## The task
Look through the material below and count the lines with the string "balanced". Report only the count.

━━ Supplied material

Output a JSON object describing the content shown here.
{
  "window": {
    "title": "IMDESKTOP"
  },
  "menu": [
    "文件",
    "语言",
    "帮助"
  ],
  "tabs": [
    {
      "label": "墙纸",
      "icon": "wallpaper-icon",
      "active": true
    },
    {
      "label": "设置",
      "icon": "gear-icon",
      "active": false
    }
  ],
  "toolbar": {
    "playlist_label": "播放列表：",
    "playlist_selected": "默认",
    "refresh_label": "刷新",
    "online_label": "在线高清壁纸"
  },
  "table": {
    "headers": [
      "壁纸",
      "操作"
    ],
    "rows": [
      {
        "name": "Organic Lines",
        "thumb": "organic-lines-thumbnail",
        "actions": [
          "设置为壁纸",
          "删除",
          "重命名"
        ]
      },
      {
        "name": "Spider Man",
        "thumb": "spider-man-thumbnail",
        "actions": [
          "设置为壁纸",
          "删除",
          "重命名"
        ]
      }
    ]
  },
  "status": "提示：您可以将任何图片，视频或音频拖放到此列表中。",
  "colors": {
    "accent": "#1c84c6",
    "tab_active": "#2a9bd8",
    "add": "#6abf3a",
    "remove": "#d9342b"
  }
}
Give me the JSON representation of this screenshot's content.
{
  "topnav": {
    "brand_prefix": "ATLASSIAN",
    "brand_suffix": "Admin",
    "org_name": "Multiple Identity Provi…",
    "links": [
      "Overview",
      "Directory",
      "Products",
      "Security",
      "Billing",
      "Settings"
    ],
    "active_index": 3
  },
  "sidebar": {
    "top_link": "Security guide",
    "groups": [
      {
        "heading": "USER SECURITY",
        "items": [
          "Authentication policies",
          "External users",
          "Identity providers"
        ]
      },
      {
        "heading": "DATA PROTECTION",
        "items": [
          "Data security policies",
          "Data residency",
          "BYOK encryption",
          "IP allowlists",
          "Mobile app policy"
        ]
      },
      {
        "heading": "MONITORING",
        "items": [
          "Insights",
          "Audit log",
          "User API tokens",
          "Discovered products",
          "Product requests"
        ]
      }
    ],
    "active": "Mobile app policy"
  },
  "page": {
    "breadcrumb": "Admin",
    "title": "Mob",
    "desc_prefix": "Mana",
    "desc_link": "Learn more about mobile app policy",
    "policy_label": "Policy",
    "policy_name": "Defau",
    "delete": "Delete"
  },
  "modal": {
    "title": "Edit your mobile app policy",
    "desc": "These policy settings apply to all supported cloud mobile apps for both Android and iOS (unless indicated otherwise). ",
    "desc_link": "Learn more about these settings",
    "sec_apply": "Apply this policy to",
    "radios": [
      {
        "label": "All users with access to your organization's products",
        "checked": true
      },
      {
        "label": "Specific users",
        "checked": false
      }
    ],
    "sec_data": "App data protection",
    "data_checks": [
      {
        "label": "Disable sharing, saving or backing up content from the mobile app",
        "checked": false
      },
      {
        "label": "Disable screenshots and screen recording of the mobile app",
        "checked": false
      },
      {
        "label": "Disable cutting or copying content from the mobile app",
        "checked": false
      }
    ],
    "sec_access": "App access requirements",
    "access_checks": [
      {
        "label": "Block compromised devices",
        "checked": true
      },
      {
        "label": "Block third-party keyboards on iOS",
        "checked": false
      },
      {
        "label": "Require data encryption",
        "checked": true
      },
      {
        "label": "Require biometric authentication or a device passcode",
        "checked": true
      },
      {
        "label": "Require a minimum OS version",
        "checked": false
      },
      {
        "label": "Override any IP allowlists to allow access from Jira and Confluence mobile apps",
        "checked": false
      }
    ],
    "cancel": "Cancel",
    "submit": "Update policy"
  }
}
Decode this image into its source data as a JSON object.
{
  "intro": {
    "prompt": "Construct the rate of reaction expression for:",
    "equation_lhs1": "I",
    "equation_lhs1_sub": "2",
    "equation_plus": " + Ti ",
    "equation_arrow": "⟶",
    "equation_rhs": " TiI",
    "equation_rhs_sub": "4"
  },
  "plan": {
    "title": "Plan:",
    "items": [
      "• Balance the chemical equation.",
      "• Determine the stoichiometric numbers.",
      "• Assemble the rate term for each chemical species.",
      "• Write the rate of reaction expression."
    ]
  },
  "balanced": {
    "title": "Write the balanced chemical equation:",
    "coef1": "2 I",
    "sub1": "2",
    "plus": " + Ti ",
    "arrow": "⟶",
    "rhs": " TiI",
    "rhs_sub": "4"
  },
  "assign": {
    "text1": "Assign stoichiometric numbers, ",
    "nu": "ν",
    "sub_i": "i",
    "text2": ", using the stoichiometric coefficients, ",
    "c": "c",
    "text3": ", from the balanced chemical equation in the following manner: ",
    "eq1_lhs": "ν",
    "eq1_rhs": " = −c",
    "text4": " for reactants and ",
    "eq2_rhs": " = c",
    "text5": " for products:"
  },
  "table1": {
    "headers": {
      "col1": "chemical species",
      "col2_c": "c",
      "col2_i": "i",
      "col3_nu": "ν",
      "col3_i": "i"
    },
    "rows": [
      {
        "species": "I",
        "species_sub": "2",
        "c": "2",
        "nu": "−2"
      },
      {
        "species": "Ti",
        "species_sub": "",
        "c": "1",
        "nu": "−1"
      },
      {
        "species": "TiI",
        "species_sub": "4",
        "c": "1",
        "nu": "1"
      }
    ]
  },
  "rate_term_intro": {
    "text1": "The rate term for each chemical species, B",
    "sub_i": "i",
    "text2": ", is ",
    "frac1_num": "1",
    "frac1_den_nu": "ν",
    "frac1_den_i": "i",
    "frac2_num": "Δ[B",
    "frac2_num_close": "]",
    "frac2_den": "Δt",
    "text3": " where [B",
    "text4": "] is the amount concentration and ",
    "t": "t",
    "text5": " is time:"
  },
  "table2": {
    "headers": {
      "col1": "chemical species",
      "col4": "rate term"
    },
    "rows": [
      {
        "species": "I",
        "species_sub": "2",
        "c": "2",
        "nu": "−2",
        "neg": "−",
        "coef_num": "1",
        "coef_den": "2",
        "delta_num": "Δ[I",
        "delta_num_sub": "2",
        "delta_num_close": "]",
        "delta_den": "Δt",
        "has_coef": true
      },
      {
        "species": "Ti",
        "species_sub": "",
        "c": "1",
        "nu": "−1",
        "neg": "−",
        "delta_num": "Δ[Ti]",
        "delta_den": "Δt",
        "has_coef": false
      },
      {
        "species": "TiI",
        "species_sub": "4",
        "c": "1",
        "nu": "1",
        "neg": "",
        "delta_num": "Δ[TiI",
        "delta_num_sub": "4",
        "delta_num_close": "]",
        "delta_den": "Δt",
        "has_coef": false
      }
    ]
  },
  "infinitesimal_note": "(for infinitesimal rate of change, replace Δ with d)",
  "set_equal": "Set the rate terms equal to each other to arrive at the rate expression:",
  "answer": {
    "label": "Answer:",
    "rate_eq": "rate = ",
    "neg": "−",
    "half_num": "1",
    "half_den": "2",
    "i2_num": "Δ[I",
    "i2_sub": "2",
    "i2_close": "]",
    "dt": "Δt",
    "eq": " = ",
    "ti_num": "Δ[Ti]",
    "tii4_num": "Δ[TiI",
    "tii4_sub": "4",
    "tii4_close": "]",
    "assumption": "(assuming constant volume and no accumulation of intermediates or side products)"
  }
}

━━━━

## Full answer
3